%%

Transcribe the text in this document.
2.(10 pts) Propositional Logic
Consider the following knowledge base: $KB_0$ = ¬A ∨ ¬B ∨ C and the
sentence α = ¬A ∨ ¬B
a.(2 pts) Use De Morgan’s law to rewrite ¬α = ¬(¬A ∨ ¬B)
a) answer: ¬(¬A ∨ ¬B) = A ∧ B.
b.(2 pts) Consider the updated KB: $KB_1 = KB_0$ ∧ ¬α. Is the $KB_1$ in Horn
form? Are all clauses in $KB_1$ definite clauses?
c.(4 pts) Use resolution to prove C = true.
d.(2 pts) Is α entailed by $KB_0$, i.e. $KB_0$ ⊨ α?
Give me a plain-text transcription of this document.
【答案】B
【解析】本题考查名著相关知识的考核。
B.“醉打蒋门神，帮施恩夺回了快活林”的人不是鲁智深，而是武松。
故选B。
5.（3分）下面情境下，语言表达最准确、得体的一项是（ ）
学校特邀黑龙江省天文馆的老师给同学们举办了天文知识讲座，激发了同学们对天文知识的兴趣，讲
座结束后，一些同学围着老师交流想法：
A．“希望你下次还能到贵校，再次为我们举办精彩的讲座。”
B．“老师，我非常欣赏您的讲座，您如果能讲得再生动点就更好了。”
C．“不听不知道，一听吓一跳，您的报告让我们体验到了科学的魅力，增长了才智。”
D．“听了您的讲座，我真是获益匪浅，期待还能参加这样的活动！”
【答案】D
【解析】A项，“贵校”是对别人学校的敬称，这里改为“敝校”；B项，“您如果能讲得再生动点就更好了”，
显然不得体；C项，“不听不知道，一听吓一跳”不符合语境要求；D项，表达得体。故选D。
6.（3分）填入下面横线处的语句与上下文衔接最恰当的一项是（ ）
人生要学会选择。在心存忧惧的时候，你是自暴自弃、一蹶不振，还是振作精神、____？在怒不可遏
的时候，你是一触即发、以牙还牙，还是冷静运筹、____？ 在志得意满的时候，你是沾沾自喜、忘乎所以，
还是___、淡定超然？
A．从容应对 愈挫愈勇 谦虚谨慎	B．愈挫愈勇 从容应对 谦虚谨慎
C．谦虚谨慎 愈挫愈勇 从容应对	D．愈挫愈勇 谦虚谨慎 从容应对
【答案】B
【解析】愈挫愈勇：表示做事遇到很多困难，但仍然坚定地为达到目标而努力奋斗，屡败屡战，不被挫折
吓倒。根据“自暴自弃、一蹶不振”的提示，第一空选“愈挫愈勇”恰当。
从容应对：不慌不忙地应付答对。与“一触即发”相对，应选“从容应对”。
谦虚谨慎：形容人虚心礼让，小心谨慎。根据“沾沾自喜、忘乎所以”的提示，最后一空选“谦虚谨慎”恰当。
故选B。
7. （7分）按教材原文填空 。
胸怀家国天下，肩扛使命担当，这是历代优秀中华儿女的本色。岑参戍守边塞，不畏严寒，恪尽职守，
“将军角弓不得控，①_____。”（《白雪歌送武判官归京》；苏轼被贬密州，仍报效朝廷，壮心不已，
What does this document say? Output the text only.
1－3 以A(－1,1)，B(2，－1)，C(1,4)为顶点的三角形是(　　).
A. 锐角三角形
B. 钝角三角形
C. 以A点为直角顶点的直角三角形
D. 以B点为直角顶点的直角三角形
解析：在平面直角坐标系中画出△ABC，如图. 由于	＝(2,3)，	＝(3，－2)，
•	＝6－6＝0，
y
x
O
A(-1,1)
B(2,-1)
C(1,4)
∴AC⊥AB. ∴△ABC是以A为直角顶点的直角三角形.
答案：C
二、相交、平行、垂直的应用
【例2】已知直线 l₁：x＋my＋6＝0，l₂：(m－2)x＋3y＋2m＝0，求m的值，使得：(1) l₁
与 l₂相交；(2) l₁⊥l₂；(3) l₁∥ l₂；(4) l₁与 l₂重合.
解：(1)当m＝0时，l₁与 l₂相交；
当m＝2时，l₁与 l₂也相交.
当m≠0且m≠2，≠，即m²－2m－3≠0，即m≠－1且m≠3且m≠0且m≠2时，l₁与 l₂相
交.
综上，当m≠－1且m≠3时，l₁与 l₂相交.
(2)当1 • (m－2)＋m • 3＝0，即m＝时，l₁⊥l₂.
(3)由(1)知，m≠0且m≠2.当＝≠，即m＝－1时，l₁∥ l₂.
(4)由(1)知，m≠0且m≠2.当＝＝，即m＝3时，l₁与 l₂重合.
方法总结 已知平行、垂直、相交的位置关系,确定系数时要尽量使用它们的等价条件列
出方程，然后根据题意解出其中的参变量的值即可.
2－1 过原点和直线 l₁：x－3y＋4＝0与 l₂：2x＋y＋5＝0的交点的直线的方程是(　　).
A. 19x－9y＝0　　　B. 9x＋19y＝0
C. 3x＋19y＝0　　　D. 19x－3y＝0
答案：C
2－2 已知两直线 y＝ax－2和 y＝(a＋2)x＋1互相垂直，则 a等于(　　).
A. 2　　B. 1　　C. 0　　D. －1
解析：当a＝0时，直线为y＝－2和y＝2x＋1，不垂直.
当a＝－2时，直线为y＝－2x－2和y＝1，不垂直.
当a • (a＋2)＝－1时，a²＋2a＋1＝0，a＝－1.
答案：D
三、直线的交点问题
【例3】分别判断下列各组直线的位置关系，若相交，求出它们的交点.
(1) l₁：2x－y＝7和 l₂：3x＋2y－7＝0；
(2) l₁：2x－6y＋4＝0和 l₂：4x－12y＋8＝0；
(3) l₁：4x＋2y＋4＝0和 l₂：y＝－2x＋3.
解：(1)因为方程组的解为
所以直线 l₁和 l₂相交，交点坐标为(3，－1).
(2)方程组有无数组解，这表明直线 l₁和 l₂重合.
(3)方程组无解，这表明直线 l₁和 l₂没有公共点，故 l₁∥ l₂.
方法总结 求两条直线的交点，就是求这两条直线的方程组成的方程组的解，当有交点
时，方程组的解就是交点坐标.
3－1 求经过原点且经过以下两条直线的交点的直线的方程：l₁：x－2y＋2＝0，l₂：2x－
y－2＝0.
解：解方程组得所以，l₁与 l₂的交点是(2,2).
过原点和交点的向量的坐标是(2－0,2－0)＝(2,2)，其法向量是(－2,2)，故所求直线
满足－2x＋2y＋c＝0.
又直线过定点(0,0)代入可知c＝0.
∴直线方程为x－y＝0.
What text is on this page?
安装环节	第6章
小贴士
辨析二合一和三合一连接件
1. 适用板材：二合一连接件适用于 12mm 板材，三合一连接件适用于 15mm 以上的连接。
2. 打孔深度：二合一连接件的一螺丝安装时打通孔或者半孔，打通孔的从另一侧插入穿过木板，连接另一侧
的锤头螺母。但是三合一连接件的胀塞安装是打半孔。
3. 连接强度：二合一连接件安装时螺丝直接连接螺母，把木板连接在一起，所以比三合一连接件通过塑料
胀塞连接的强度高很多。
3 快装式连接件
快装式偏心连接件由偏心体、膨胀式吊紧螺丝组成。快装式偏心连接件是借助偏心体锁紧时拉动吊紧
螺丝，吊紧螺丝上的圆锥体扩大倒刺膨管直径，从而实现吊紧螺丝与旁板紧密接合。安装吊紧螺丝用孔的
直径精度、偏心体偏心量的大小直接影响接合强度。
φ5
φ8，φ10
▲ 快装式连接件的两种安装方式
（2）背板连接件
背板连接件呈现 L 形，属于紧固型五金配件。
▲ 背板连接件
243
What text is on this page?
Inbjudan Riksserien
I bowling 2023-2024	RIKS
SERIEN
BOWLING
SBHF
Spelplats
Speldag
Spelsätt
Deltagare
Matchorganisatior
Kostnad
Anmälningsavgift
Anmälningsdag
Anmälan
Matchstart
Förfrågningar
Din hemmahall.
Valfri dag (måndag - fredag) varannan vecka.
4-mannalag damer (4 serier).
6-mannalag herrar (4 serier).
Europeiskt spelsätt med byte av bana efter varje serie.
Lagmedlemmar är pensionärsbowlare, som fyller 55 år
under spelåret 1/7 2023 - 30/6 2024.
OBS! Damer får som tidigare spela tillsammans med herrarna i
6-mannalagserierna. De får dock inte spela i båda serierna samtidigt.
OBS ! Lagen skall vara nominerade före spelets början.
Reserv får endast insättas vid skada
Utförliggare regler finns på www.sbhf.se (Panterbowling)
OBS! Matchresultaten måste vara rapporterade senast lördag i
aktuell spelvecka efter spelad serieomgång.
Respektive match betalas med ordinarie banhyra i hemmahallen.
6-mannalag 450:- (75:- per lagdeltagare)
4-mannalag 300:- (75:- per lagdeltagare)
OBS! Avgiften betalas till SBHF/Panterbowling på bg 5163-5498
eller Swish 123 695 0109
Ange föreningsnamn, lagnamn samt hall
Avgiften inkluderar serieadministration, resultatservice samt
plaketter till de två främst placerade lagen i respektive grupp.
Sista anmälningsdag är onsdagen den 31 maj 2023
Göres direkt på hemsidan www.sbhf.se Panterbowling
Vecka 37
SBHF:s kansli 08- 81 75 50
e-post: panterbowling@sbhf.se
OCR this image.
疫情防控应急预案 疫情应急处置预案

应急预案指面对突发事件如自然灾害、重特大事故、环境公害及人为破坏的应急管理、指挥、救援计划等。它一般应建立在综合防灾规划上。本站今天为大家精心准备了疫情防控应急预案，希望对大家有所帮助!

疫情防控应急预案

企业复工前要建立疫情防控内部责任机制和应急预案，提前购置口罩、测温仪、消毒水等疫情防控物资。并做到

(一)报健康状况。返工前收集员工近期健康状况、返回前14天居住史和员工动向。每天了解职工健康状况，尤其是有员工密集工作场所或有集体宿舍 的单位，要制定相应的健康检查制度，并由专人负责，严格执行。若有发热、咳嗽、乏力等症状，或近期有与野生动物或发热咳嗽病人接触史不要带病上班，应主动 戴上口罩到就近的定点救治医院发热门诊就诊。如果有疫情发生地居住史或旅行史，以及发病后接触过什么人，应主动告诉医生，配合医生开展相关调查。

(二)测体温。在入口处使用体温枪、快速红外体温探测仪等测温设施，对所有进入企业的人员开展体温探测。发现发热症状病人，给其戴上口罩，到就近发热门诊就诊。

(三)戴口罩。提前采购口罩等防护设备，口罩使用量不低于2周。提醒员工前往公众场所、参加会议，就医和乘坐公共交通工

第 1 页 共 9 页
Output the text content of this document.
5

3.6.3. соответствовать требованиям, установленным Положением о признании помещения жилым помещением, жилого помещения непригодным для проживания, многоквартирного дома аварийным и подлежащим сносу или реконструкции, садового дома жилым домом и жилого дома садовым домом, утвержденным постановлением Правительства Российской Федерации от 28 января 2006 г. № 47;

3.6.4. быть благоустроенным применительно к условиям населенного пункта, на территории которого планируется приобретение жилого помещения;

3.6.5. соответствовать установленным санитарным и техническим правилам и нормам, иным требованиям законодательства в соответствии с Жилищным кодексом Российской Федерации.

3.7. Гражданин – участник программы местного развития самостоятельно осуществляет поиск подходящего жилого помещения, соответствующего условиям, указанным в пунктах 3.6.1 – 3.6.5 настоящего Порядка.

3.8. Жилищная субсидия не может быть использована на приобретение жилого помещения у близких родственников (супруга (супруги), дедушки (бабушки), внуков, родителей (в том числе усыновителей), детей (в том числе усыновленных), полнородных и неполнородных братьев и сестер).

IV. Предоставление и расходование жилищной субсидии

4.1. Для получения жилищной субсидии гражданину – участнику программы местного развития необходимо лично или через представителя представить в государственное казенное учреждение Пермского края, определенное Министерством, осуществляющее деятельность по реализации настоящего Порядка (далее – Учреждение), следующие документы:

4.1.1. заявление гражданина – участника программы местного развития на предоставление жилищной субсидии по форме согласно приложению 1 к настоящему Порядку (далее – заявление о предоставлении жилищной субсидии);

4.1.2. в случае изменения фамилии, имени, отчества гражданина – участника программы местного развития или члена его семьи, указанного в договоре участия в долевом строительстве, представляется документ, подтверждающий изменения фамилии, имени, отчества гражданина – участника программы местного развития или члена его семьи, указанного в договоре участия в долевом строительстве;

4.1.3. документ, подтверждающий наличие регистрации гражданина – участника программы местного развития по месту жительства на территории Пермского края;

%%

Written request:
Count the lines in the entries that hold the word "从容应对", and give nothing but the total.

Full output:
3